[GIVEN TASK]:
Using the entries that follow, count the lines containing the word "ylabel" and give that number by itself.

[SUPPLIED DATA]:
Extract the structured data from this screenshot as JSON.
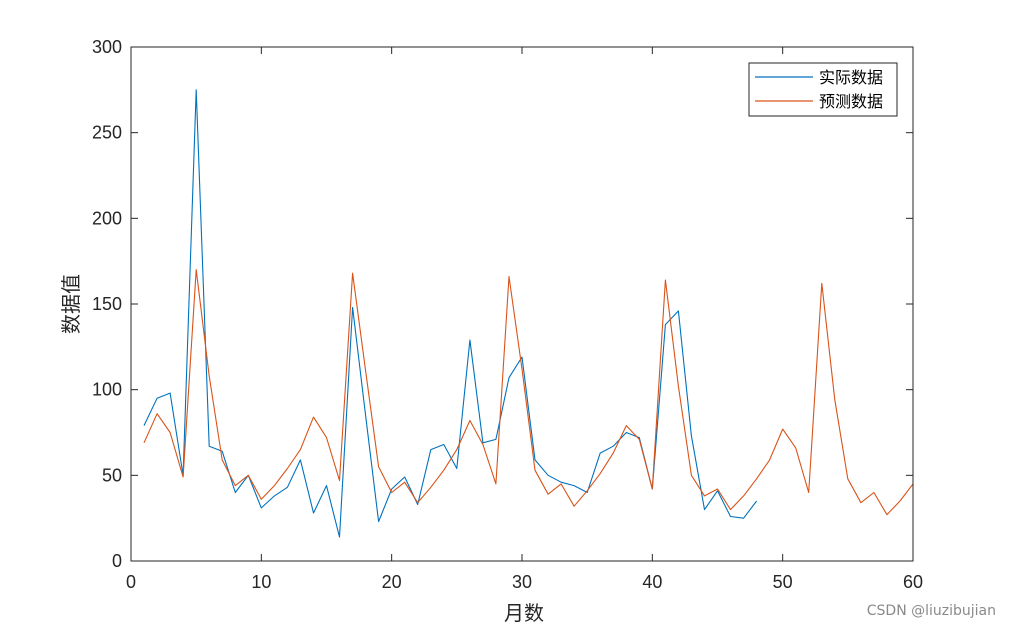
{
  "chart_data": {
    "type": "line",
    "title": "",
    "xlabel": "月数",
    "ylabel": "数据值",
    "xlim": [
      0,
      60
    ],
    "ylim": [
      0,
      300
    ],
    "xticks": [
      0,
      10,
      20,
      30,
      40,
      50,
      60
    ],
    "yticks": [
      0,
      50,
      100,
      150,
      200,
      250,
      300
    ],
    "grid": false,
    "legend_position": "top-right",
    "series": [
      {
        "name": "实际数据",
        "color": "#0072BD",
        "x": [
          1,
          2,
          3,
          4,
          5,
          6,
          7,
          8,
          9,
          10,
          11,
          12,
          13,
          14,
          15,
          16,
          17,
          18,
          19,
          20,
          21,
          22,
          23,
          24,
          25,
          26,
          27,
          28,
          29,
          30,
          31,
          32,
          33,
          34,
          35,
          36,
          37,
          38,
          39,
          40,
          41,
          42,
          43,
          44,
          45,
          46,
          47,
          48
        ],
        "y": [
          79,
          95,
          98,
          50,
          275,
          67,
          64,
          40,
          50,
          31,
          38,
          43,
          59,
          28,
          44,
          14,
          148,
          85,
          23,
          42,
          49,
          33,
          65,
          68,
          54,
          129,
          69,
          71,
          107,
          119,
          59,
          50,
          46,
          44,
          40,
          63,
          67,
          75,
          72,
          42,
          138,
          146,
          73,
          30,
          41,
          26,
          25,
          35
        ]
      },
      {
        "name": "预测数据",
        "color": "#D95319",
        "x": [
          1,
          2,
          3,
          4,
          5,
          6,
          7,
          8,
          9,
          10,
          11,
          12,
          13,
          14,
          15,
          16,
          17,
          18,
          19,
          20,
          21,
          22,
          23,
          24,
          25,
          26,
          27,
          28,
          29,
          30,
          31,
          32,
          33,
          34,
          35,
          36,
          37,
          38,
          39,
          40,
          41,
          42,
          43,
          44,
          45,
          46,
          47,
          48,
          49,
          50,
          51,
          52,
          53,
          54,
          55,
          56,
          57,
          58,
          59,
          60
        ],
        "y": [
          69,
          86,
          75,
          49,
          170,
          108,
          59,
          44,
          50,
          36,
          44,
          54,
          65,
          84,
          72,
          47,
          168,
          111,
          55,
          40,
          46,
          34,
          43,
          53,
          65,
          82,
          68,
          45,
          166,
          112,
          53,
          39,
          45,
          32,
          41,
          51,
          63,
          79,
          71,
          42,
          164,
          102,
          50,
          38,
          42,
          30,
          38,
          48,
          59,
          77,
          66,
          40,
          162,
          94,
          48,
          34,
          40,
          27,
          35,
          45
        ]
      }
    ]
  },
  "watermark": "CSDN @liuzibujian"
}
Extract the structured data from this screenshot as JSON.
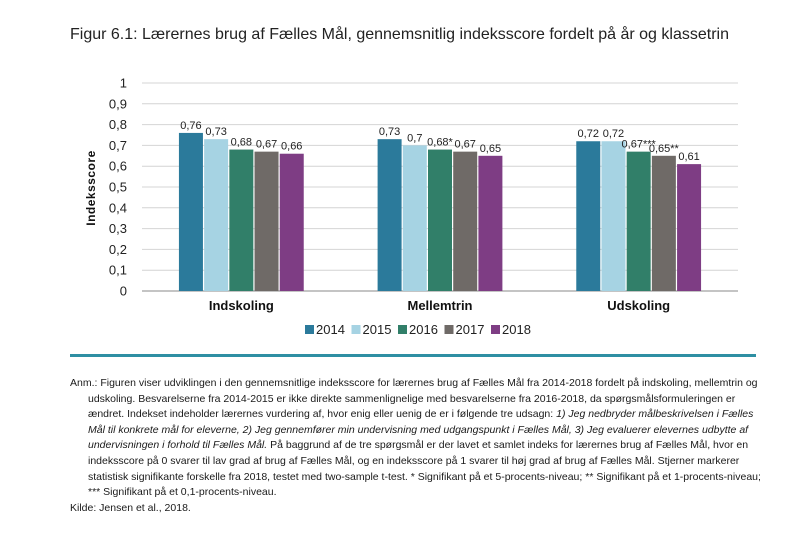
{
  "title": "Figur 6.1: Lærernes brug af Fælles Mål, gennemsnitlig indeksscore fordelt på år og klassetrin",
  "chart_data": {
    "type": "bar",
    "categories": [
      "Indskoling",
      "Mellemtrin",
      "Udskoling"
    ],
    "ylabel": "Indeksscore",
    "xlabel": "",
    "ylim": [
      0,
      1
    ],
    "yticks": [
      "0",
      "0,1",
      "0,2",
      "0,3",
      "0,4",
      "0,5",
      "0,6",
      "0,7",
      "0,8",
      "0,9",
      "1"
    ],
    "grid": true,
    "legend_position": "bottom",
    "series": [
      {
        "name": "2014",
        "color": "#2b7a9b",
        "values": [
          0.76,
          0.73,
          0.72
        ],
        "labels": [
          "0,76",
          "0,73",
          "0,72"
        ]
      },
      {
        "name": "2015",
        "color": "#a6d3e3",
        "values": [
          0.73,
          0.7,
          0.72
        ],
        "labels": [
          "0,73",
          "0,7",
          "0,72"
        ]
      },
      {
        "name": "2016",
        "color": "#317f69",
        "values": [
          0.68,
          0.68,
          0.67
        ],
        "labels": [
          "0,68",
          "0,68*",
          "0,67***"
        ]
      },
      {
        "name": "2017",
        "color": "#6f6a67",
        "values": [
          0.67,
          0.67,
          0.65
        ],
        "labels": [
          "0,67",
          "0,67",
          "0,65**"
        ]
      },
      {
        "name": "2018",
        "color": "#7e3d84",
        "values": [
          0.66,
          0.65,
          0.61
        ],
        "labels": [
          "0,66",
          "0,65",
          "0,61"
        ]
      }
    ]
  },
  "note": {
    "p1": "Anm.: Figuren viser udviklingen i den gennemsnitlige indeksscore for lærernes brug af Fælles Mål fra 2014-2018 fordelt på indskoling, mellemtrin og udskoling. Besvarelserne fra 2014-2015 er ikke direkte sammenlignelige med besvarelserne fra 2016-2018, da spørgsmålsformuleringen er ændret. Indekset indeholder lærernes vurdering af, hvor enig eller uenig de er i følgende tre udsagn: ",
    "p1_italic": "1) Jeg nedbryder målbeskrivelsen i Fælles Mål til konkrete mål for eleverne, 2) Jeg gennemfører min undervisning med udgangspunkt i Fælles Mål, 3) Jeg evaluerer elevernes udbytte af undervisningen i forhold til Fælles Mål.",
    "p1_rest": " På baggrund af de tre spørgsmål er der lavet et samlet indeks for lærernes brug af Fælles Mål, hvor en indeksscore på 0 svarer til lav grad af brug af Fælles Mål, og en indeksscore på 1 svarer til høj grad af brug af Fælles Mål. Stjerner markerer statistisk signifikante forskelle fra 2018, testet med two-sample t-test. * Signifikant på et 5-procents-niveau; ** Signifikant på et 1-procents-niveau; *** Signifikant på et 0,1-procents-niveau.",
    "source": "Kilde: Jensen et al., 2018."
  }
}
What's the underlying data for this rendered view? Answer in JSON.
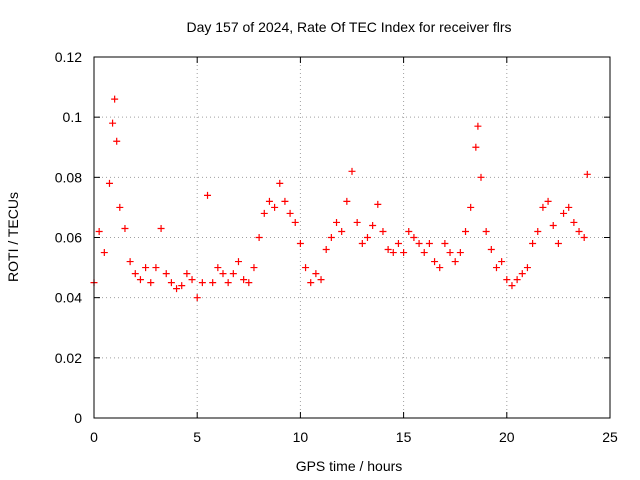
{
  "chart_data": {
    "type": "scatter",
    "title": "Day 157 of 2024, Rate Of TEC Index for receiver flrs",
    "xlabel": "GPS time / hours",
    "ylabel": "ROTI / TECUs",
    "xlim": [
      0,
      25
    ],
    "ylim": [
      0,
      0.12
    ],
    "x_ticks": [
      0,
      5,
      10,
      15,
      20,
      25
    ],
    "x_tick_labels": [
      "0",
      "5",
      "10",
      "15",
      "20",
      "25"
    ],
    "y_ticks": [
      0,
      0.02,
      0.04,
      0.06,
      0.08,
      0.1,
      0.12
    ],
    "y_tick_labels": [
      "0",
      "0.02",
      "0.04",
      "0.06",
      "0.08",
      "0.1",
      "0.12"
    ],
    "grid": true,
    "grid_style": "dotted",
    "marker": "+",
    "color": "#ff0000",
    "series": [
      {
        "x": [
          0.0,
          0.25,
          0.5,
          0.75,
          0.9,
          1.0,
          1.1,
          1.25,
          1.5,
          1.75,
          2.0,
          2.25,
          2.5,
          2.75,
          3.0,
          3.25,
          3.5,
          3.75,
          4.0,
          4.25,
          4.5,
          4.75,
          5.0,
          5.25,
          5.5,
          5.75,
          6.0,
          6.25,
          6.5,
          6.75,
          7.0,
          7.25,
          7.5,
          7.75,
          8.0,
          8.25,
          8.5,
          8.75,
          9.0,
          9.25,
          9.5,
          9.75,
          10.0,
          10.25,
          10.5,
          10.75,
          11.0,
          11.25,
          11.5,
          11.75,
          12.0,
          12.25,
          12.5,
          12.75,
          13.0,
          13.25,
          13.5,
          13.75,
          14.0,
          14.25,
          14.5,
          14.75,
          15.0,
          15.25,
          15.5,
          15.75,
          16.0,
          16.25,
          16.5,
          16.75,
          17.0,
          17.25,
          17.5,
          17.75,
          18.0,
          18.25,
          18.5,
          18.6,
          18.75,
          19.0,
          19.25,
          19.5,
          19.75,
          20.0,
          20.25,
          20.5,
          20.75,
          21.0,
          21.25,
          21.5,
          21.75,
          22.0,
          22.25,
          22.5,
          22.75,
          23.0,
          23.25,
          23.5,
          23.75,
          23.9
        ],
        "y": [
          0.045,
          0.062,
          0.055,
          0.078,
          0.098,
          0.106,
          0.092,
          0.07,
          0.063,
          0.052,
          0.048,
          0.046,
          0.05,
          0.045,
          0.05,
          0.063,
          0.048,
          0.045,
          0.043,
          0.044,
          0.048,
          0.046,
          0.04,
          0.045,
          0.074,
          0.045,
          0.05,
          0.048,
          0.045,
          0.048,
          0.052,
          0.046,
          0.045,
          0.05,
          0.06,
          0.068,
          0.072,
          0.07,
          0.078,
          0.072,
          0.068,
          0.065,
          0.058,
          0.05,
          0.045,
          0.048,
          0.046,
          0.056,
          0.06,
          0.065,
          0.062,
          0.072,
          0.082,
          0.065,
          0.058,
          0.06,
          0.064,
          0.071,
          0.062,
          0.056,
          0.055,
          0.058,
          0.055,
          0.062,
          0.06,
          0.058,
          0.055,
          0.058,
          0.052,
          0.05,
          0.058,
          0.055,
          0.052,
          0.055,
          0.062,
          0.07,
          0.09,
          0.097,
          0.08,
          0.062,
          0.056,
          0.05,
          0.052,
          0.046,
          0.044,
          0.046,
          0.048,
          0.05,
          0.058,
          0.062,
          0.07,
          0.072,
          0.064,
          0.058,
          0.068,
          0.07,
          0.065,
          0.062,
          0.06,
          0.081
        ]
      }
    ]
  }
}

[RESULT OF THIS EXERCISE]:
3